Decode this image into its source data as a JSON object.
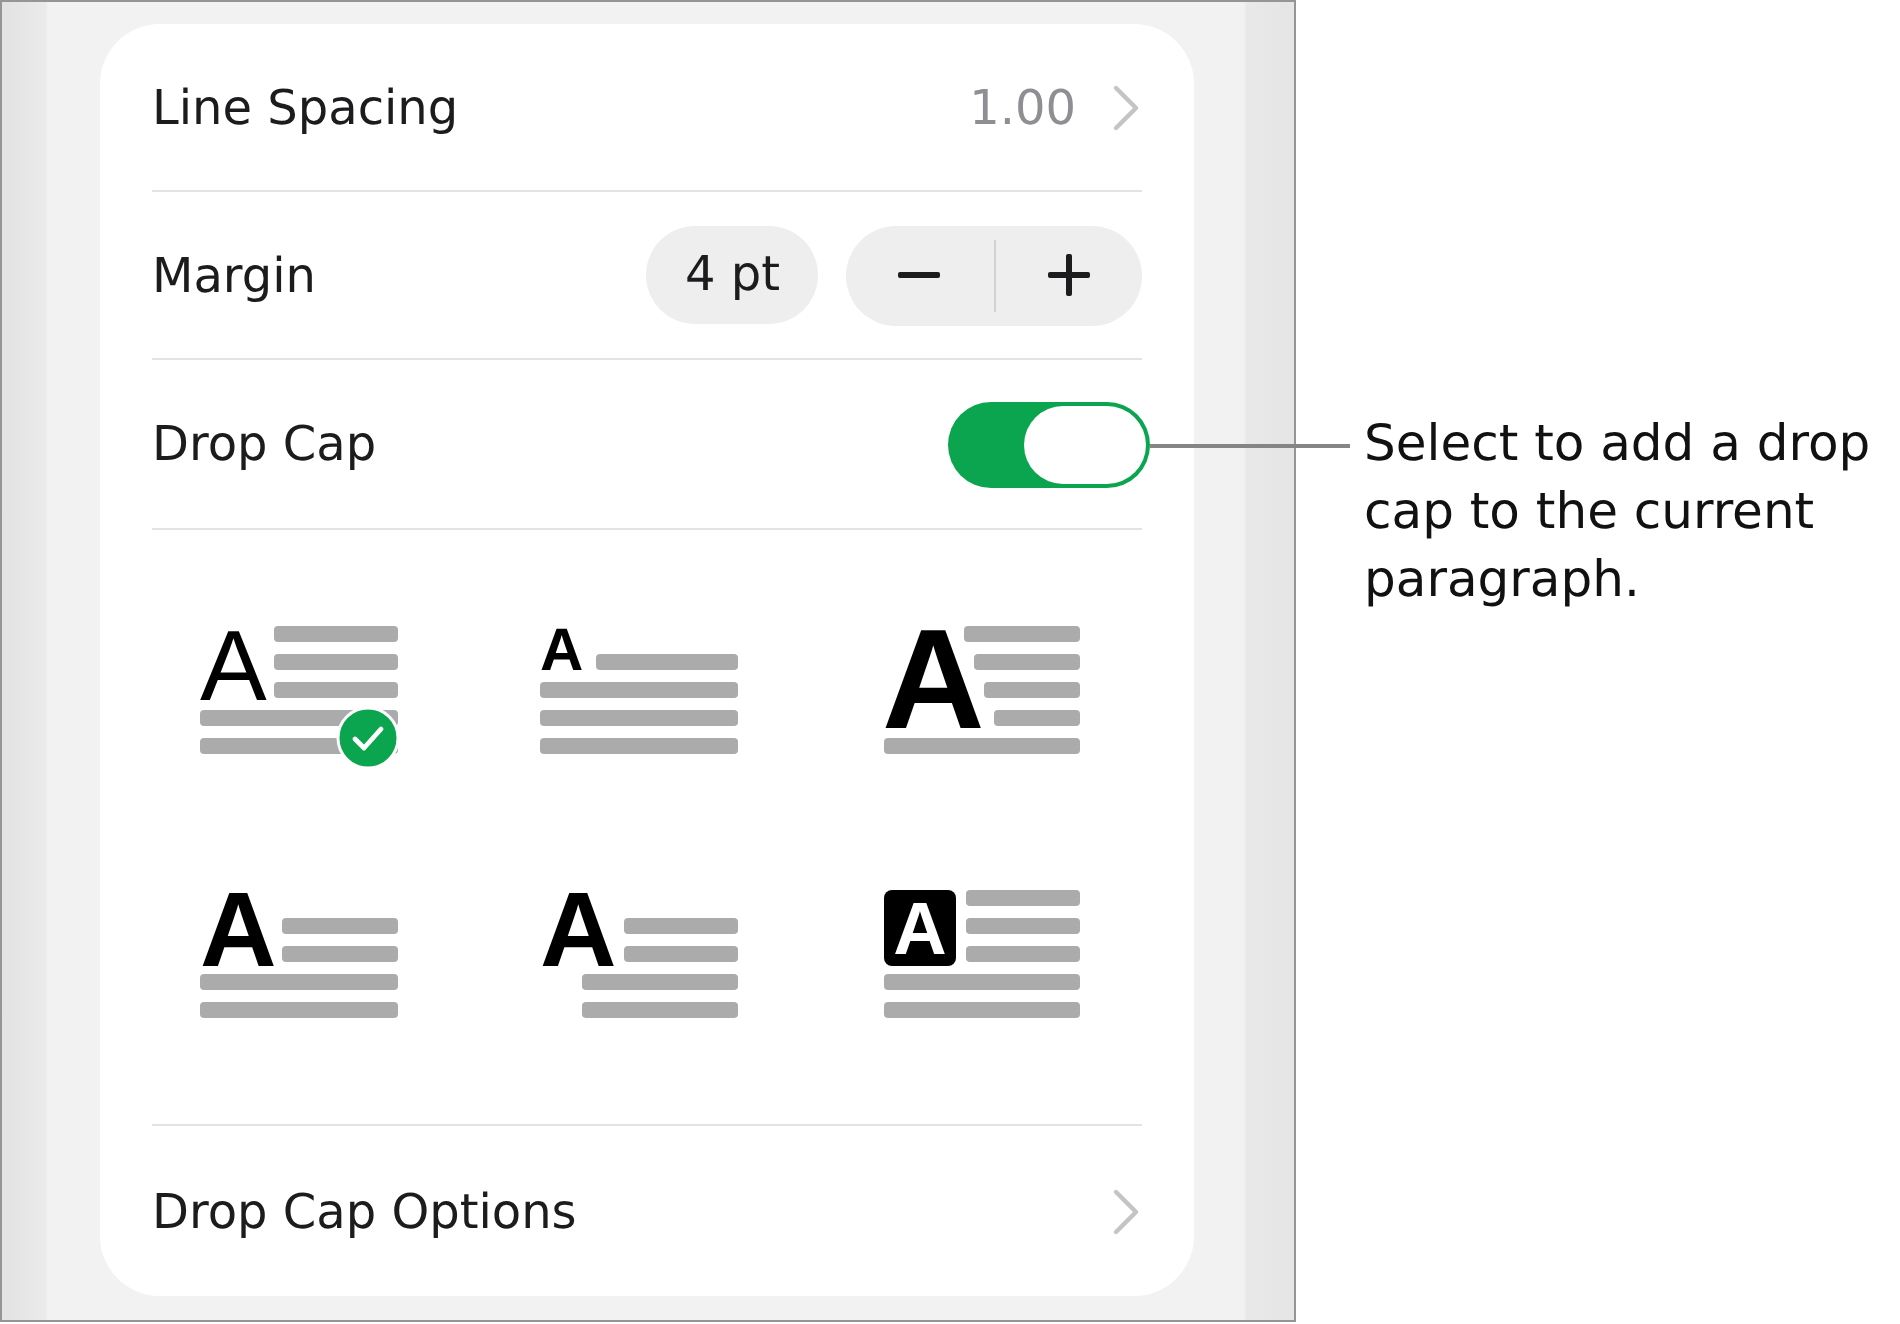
{
  "line_spacing": {
    "label": "Line Spacing",
    "value": "1.00"
  },
  "margin": {
    "label": "Margin",
    "value": "4 pt"
  },
  "drop_cap": {
    "label": "Drop Cap",
    "on": true
  },
  "styles": [
    {
      "kind": "inline-regular",
      "letter": "A",
      "selected": true
    },
    {
      "kind": "raised",
      "letter": "A",
      "selected": false
    },
    {
      "kind": "large-stepped",
      "letter": "A",
      "selected": false
    },
    {
      "kind": "two-line",
      "letter": "A",
      "selected": false
    },
    {
      "kind": "hanging",
      "letter": "A",
      "selected": false
    },
    {
      "kind": "boxed",
      "letter": "A",
      "selected": false
    }
  ],
  "options": {
    "label": "Drop Cap Options"
  },
  "callout": {
    "text": "Select to add a drop cap to the current paragraph."
  }
}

Task to complete - Output all the records, word for word, with no pictures in the copy.

Problem solution -
Decode this image into its source data as a JSON object.
{
  "line_spacing": {
    "label": "Line Spacing",
    "value": "1.00"
  },
  "margin": {
    "label": "Margin",
    "value": "4 pt"
  },
  "drop_cap": {
    "label": "Drop Cap",
    "on": true
  },
  "styles": [
    {
      "kind": "inline-regular",
      "letter": "A",
      "selected": true
    },
    {
      "kind": "raised",
      "letter": "A",
      "selected": false
    },
    {
      "kind": "large-stepped",
      "letter": "A",
      "selected": false
    },
    {
      "kind": "two-line",
      "letter": "A",
      "selected": false
    },
    {
      "kind": "hanging",
      "letter": "A",
      "selected": false
    },
    {
      "kind": "boxed",
      "letter": "A",
      "selected": false
    }
  ],
  "options": {
    "label": "Drop Cap Options"
  },
  "callout": {
    "text": "Select to add a drop cap to the current paragraph."
  }
}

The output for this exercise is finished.